[Ziel der Übung]
Schreiben Sie die Forumsdiskussion über Wasserkühlung für 3D-Mikrochips vollständig und Zeichen für Zeichen ab.

# Wasserkühlung für 3D-Mikrochips



## DerSitzRiese (8. Juni 2008)

*Wasserkühlung für 3D-Mikrochips*

http://www.spiegel.de/netzwelt/tech/0,1518,558143,00.html


Auf PC-Prozessoren thronen meist riesige Lüfter, die aufsteigende Hitze lärmend wegpusten. Das wollen IBM-Forscher ändern. Sie wollen die Wärme dort abführen, wo sie entsteht: Mitten im Chip - mit einen 3D-Halbleiter, der von Wasserkanälen durchzogen ist.


----------



## Lee (9. Juni 2008)

*AW: Wasserkühlung für 3D-Mikrochips*

Klingt sehr interessant. Aber, bis es zur Marktreife kommt ist imo Duke Nukem Forever erschienen 

Ne jetzt mal im Ernst. Wenn es tatsächlich jemals zur Marktreife kommen würde, könnte man die Leistung der Prozessoren verfielfachen. 
Dieses 3D Prinzip könnte alles verändern. Stellt euch mal Doppeldecker GPUs vor.


----------



## riedochs (15. Juni 2008)

*AW: Wasserkühlung für 3D-Mikrochips*

Der Ansatz ist gut, nur ist Wasser vielleicht das falsche Medium.


----------



## px2 (15. Juni 2008)

*AW: Wasserkühlung für 3D-Mikrochips*

denke man würde hier "einfach" einen Isolator als Wärmetransporter verwenden müssen. 

Das Konzept an sich klingt vielversprechend, aber ich denke nicht das es sinnvoll ist eine Flüssigkeit in nem elektrischen Stromkreis zur Kühlung zu nutzen. Überlegt mal, warum haben die Mainboardhersteller wohl keine Elektrolytkondensatoren mehr auf den Mainboards verlötet.

[Dargestellte Informationen]
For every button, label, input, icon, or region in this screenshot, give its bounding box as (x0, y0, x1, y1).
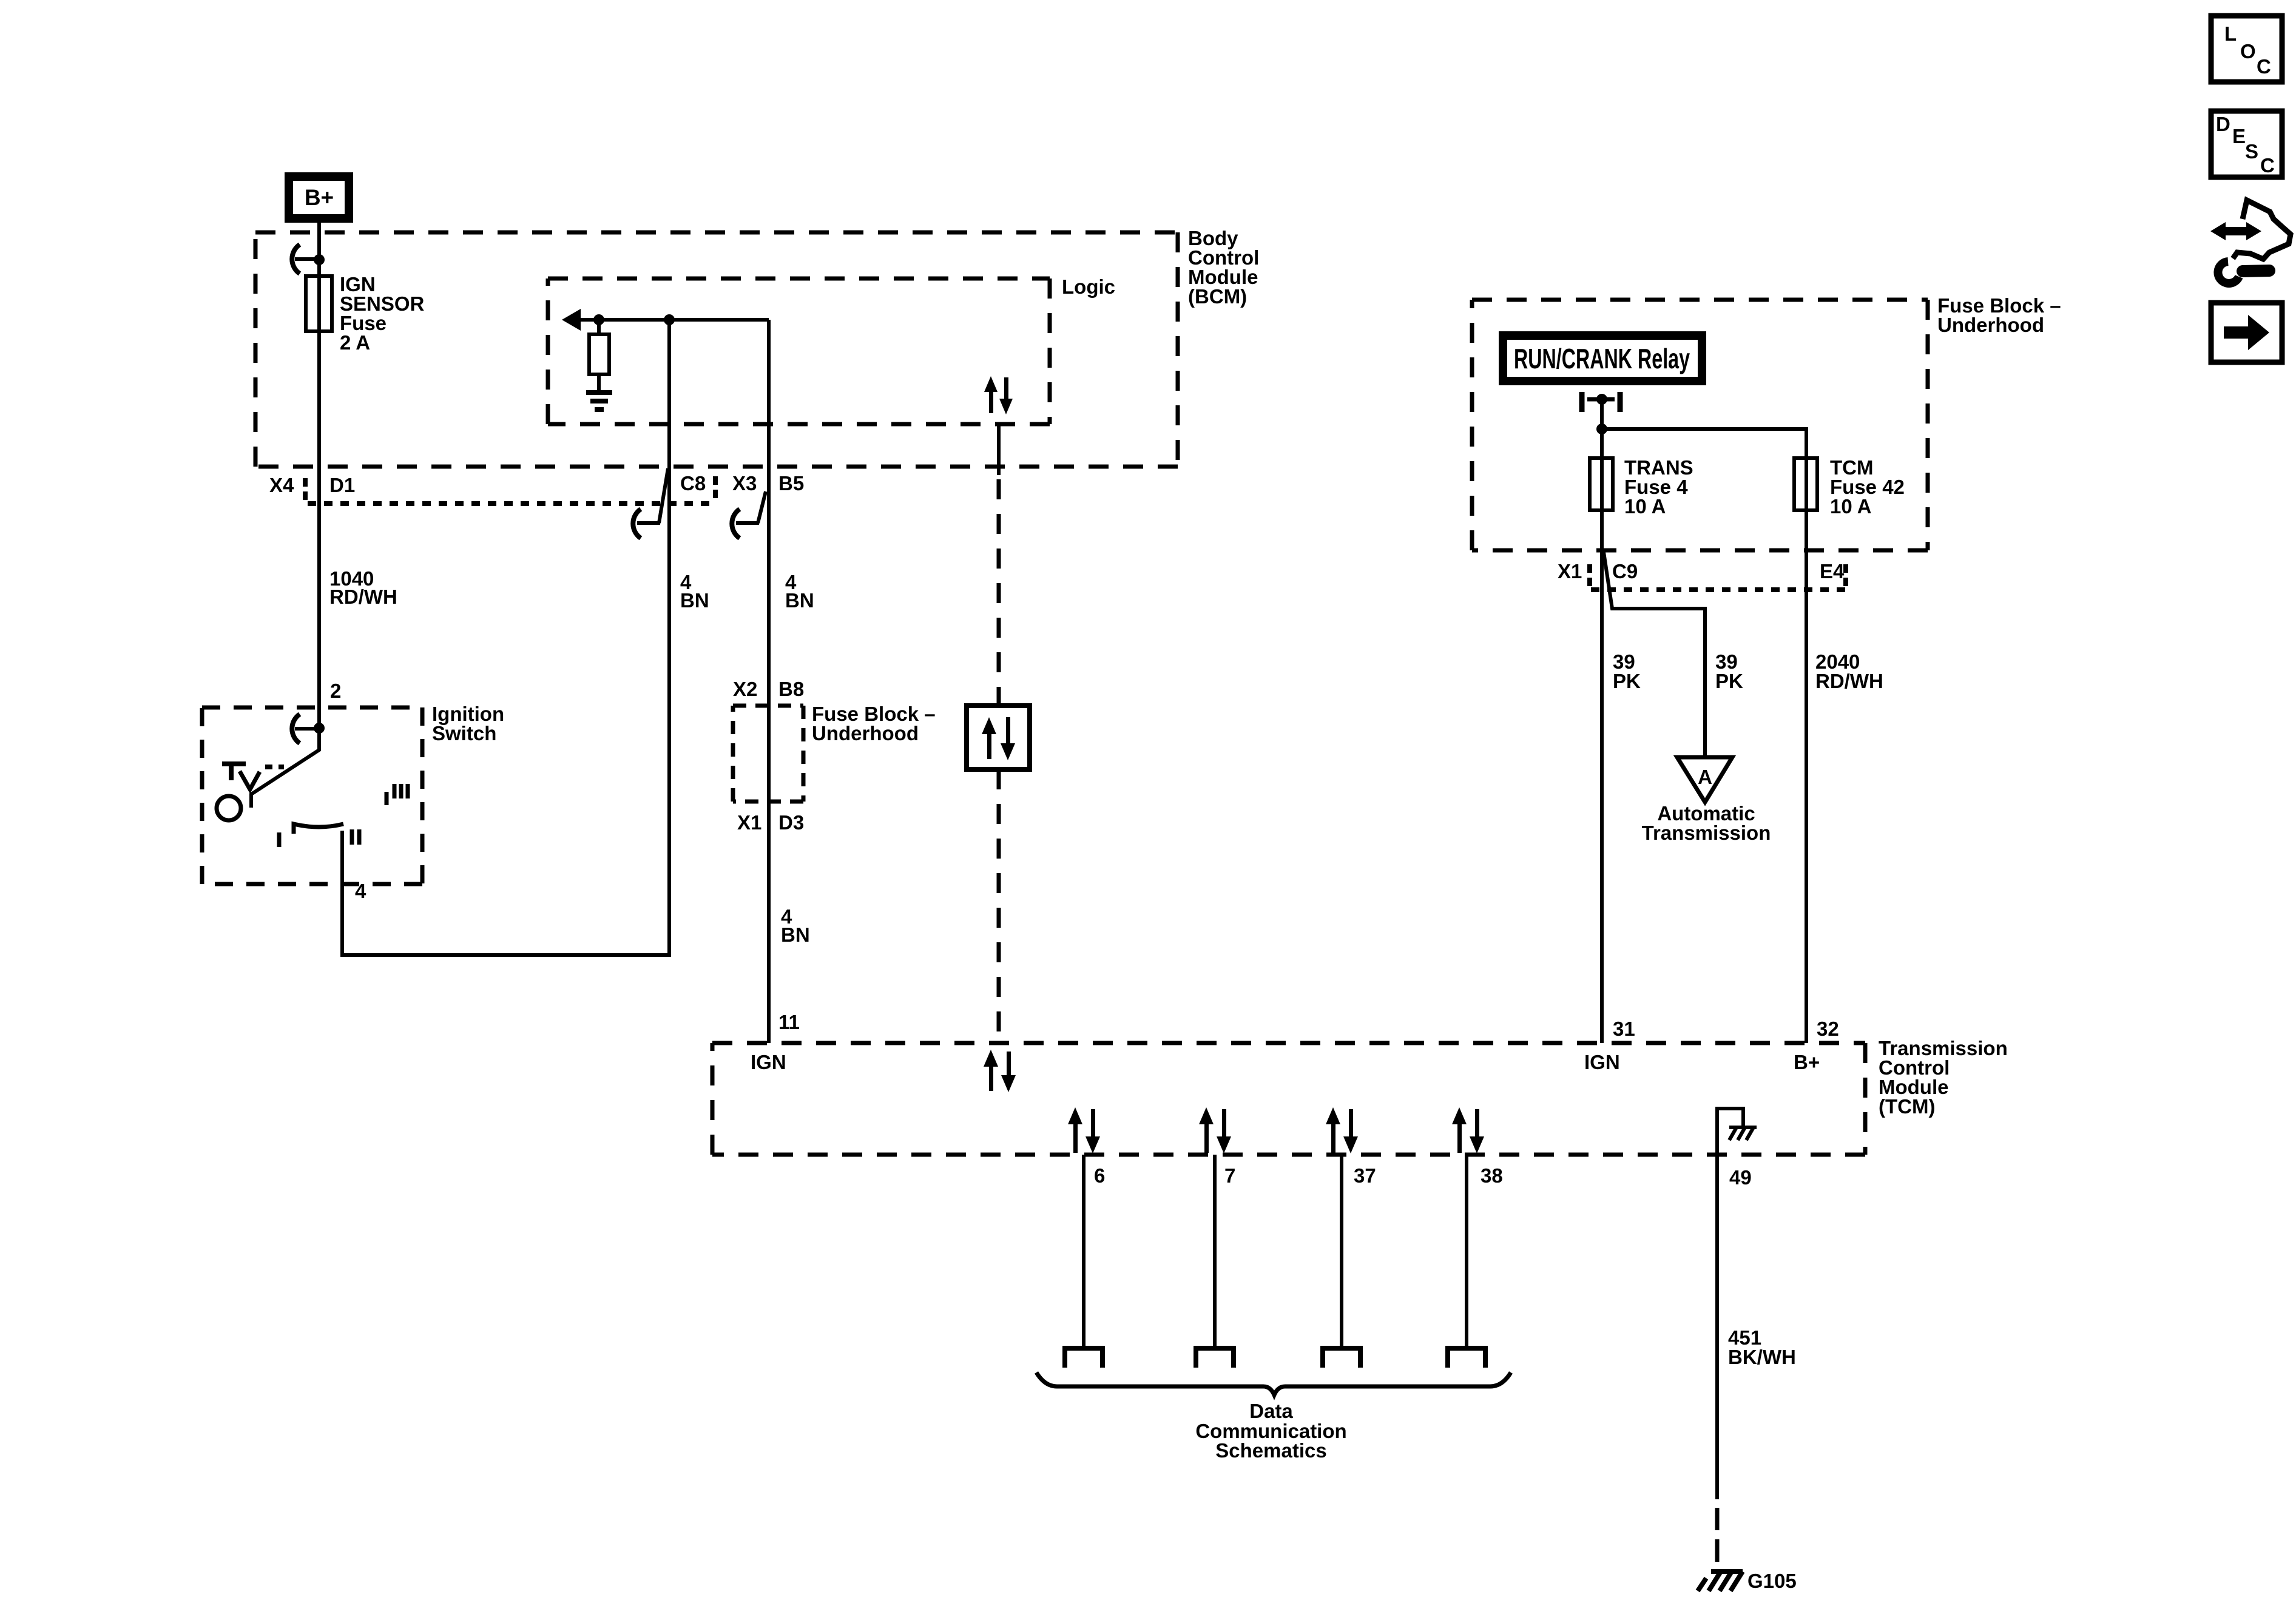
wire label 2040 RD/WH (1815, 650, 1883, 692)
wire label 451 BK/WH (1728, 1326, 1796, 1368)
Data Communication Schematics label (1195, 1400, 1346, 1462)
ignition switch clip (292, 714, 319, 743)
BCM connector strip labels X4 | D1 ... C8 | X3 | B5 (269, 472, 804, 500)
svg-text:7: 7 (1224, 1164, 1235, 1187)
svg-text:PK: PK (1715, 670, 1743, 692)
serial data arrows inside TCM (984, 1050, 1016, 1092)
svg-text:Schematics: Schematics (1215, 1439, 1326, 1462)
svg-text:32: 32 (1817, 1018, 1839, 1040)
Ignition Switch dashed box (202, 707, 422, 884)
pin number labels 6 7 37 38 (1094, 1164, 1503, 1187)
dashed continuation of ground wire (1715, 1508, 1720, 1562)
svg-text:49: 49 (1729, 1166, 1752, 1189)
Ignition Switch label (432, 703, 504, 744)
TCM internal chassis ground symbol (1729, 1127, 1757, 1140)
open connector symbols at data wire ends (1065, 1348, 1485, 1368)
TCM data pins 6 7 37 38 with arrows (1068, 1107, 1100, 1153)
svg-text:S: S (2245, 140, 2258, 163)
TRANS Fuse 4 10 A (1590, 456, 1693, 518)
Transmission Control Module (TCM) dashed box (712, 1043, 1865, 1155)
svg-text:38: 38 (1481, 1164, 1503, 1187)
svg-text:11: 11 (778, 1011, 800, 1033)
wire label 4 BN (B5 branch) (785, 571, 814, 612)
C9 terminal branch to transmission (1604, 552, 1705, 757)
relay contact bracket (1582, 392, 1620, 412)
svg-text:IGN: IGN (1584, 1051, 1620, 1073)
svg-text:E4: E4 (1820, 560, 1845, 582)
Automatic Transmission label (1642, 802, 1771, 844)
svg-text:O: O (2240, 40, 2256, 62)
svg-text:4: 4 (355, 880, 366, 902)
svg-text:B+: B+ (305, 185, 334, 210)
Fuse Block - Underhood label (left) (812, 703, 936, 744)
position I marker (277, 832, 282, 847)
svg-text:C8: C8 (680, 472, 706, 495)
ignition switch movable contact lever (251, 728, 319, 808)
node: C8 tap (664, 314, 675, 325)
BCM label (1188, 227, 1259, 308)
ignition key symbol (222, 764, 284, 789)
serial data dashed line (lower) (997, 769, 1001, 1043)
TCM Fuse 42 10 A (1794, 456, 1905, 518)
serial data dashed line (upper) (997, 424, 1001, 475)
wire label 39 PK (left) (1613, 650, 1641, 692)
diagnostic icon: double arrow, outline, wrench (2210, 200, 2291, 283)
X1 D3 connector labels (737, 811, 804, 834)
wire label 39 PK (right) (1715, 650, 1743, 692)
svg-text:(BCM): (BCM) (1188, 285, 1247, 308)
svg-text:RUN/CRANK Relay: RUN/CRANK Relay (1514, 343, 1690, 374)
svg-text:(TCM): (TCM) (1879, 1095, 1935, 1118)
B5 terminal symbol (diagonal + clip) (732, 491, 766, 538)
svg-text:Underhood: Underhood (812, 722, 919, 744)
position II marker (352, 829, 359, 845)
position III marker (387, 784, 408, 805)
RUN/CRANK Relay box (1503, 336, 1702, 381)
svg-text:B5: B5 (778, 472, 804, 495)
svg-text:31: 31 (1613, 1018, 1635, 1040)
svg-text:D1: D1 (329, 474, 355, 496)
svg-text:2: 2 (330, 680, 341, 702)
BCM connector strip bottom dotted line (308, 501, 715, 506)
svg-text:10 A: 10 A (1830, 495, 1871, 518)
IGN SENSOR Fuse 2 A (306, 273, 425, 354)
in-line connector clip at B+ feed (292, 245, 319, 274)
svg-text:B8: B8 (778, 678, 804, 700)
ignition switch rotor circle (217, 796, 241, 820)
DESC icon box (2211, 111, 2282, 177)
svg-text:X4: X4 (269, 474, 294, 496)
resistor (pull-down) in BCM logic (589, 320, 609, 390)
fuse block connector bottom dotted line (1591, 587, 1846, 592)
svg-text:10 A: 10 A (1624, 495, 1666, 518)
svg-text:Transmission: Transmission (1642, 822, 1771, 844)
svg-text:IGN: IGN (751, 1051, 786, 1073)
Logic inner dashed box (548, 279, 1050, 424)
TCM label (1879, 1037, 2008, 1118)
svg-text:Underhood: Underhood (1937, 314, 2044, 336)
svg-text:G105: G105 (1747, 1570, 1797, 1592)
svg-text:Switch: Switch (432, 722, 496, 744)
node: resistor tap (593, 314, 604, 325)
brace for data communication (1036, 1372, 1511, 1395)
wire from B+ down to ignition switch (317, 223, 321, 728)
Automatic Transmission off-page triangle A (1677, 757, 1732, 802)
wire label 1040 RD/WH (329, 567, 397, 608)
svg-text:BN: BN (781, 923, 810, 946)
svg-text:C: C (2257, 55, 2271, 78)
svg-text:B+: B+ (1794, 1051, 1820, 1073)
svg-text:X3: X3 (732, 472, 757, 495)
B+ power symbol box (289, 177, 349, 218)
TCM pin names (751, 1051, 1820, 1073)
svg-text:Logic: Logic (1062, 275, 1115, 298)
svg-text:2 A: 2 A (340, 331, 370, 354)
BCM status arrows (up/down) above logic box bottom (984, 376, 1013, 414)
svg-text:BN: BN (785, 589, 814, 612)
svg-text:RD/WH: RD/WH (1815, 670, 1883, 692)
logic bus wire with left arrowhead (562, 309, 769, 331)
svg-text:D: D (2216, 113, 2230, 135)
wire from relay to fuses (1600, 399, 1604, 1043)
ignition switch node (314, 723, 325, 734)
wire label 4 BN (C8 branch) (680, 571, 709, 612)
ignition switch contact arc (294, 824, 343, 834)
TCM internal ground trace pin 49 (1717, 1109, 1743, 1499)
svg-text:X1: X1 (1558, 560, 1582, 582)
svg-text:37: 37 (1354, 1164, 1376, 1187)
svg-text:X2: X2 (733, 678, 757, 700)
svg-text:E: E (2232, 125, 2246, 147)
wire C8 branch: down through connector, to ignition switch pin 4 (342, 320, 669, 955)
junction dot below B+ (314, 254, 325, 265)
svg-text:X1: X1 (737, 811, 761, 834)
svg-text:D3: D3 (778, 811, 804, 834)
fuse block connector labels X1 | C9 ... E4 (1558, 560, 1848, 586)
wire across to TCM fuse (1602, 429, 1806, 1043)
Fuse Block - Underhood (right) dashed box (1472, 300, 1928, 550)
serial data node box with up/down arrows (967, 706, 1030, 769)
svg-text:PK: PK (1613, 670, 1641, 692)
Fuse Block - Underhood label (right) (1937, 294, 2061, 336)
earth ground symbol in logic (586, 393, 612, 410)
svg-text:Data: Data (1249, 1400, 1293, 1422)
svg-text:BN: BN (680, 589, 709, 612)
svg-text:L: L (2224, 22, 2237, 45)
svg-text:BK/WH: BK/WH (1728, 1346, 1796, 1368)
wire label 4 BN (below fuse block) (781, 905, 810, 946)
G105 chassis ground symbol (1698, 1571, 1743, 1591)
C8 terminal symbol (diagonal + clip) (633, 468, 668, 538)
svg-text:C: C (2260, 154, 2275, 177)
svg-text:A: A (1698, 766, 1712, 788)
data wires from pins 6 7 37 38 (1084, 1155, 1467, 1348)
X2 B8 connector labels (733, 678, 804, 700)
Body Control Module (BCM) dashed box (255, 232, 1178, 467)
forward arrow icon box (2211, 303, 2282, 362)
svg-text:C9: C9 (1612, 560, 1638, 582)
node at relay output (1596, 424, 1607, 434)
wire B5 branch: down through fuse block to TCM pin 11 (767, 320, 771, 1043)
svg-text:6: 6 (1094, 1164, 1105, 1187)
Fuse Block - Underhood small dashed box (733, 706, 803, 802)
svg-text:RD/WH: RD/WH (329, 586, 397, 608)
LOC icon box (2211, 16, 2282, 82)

---

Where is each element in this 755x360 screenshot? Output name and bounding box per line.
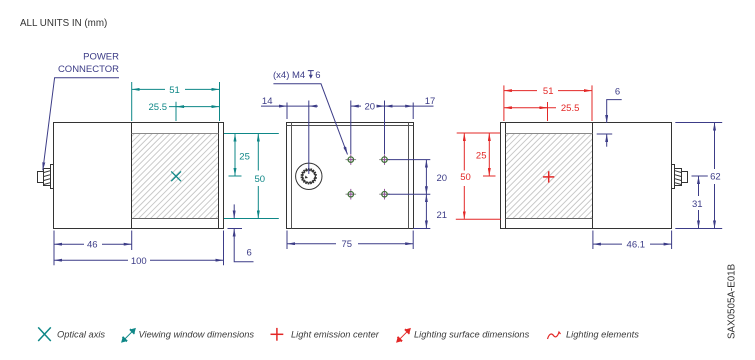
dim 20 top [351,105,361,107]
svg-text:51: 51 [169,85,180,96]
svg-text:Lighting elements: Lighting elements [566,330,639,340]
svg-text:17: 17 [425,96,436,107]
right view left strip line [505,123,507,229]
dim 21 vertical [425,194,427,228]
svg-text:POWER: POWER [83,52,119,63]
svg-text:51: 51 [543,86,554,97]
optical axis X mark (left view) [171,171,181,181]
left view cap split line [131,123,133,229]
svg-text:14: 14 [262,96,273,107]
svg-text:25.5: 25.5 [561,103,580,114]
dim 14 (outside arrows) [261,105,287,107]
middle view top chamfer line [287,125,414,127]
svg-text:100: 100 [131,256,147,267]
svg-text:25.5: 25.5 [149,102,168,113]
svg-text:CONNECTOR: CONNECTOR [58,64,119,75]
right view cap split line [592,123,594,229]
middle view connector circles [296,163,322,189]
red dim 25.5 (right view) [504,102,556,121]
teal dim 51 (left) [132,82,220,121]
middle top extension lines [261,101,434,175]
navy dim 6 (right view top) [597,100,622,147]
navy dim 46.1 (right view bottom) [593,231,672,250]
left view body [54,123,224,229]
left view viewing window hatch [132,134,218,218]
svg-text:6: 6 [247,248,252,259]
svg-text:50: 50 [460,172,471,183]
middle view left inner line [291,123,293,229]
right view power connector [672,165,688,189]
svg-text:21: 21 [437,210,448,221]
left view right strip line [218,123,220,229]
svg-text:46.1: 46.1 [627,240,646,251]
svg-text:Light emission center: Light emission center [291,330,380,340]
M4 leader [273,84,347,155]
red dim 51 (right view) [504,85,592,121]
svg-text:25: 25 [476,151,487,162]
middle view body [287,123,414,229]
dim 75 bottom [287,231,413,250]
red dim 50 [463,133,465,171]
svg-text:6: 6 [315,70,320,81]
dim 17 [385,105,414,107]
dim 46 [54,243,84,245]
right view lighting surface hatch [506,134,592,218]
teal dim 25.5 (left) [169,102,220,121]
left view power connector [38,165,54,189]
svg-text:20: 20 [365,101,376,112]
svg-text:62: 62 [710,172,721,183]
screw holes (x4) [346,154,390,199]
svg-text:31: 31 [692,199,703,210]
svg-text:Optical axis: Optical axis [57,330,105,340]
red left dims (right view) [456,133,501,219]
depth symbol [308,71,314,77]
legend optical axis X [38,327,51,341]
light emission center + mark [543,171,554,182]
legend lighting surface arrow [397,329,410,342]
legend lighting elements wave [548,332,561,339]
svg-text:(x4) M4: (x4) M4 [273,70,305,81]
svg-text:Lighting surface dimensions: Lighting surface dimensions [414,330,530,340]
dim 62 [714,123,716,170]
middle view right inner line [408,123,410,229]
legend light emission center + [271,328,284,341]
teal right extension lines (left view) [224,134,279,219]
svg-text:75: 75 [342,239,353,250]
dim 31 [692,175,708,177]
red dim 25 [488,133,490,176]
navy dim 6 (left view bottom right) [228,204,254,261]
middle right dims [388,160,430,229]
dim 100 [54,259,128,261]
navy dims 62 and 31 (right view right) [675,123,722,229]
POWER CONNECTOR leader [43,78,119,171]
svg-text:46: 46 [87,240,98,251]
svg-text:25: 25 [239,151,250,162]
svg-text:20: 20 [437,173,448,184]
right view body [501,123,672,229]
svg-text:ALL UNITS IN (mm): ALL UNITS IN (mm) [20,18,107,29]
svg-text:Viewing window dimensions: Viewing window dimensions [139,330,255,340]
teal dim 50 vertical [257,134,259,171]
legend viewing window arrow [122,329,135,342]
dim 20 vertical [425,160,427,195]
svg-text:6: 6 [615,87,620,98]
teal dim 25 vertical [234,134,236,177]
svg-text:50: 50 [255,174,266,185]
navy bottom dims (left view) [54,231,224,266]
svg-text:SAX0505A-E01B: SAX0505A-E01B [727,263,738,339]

[Lösung der Aufgabe]
# Wasserkühlung für 3D-Mikrochips



## DerSitzRiese (8. Juni 2008)

*Wasserkühlung für 3D-Mikrochips*

http://www.spiegel.de/netzwelt/tech/0,1518,558143,00.html


Auf PC-Prozessoren thronen meist riesige Lüfter, die aufsteigende Hitze lärmend wegpusten. Das wollen IBM-Forscher ändern. Sie wollen die Wärme dort abführen, wo sie entsteht: Mitten im Chip - mit einen 3D-Halbleiter, der von Wasserkanälen durchzogen ist.


----------



## Lee (9. Juni 2008)

*AW: Wasserkühlung für 3D-Mikrochips*

Klingt sehr interessant. Aber, bis es zur Marktreife kommt ist imo Duke Nukem Forever erschienen 

Ne jetzt mal im Ernst. Wenn es tatsächlich jemals zur Marktreife kommen würde, könnte man die Leistung der Prozessoren verfielfachen. 
Dieses 3D Prinzip könnte alles verändern. Stellt euch mal Doppeldecker GPUs vor.


----------



## riedochs (15. Juni 2008)

*AW: Wasserkühlung für 3D-Mikrochips*

Der Ansatz ist gut, nur ist Wasser vielleicht das falsche Medium.


----------



## px2 (15. Juni 2008)

*AW: Wasserkühlung für 3D-Mikrochips*

denke man würde hier "einfach" einen Isolator als Wärmetransporter verwenden müssen. 

Das Konzept an sich klingt vielversprechend, aber ich denke nicht das es sinnvoll ist eine Flüssigkeit in nem elektrischen Stromkreis zur Kühlung zu nutzen. Überlegt mal, warum haben die Mainboardhersteller wohl keine Elektrolytkondensatoren mehr auf den Mainboards verlötet.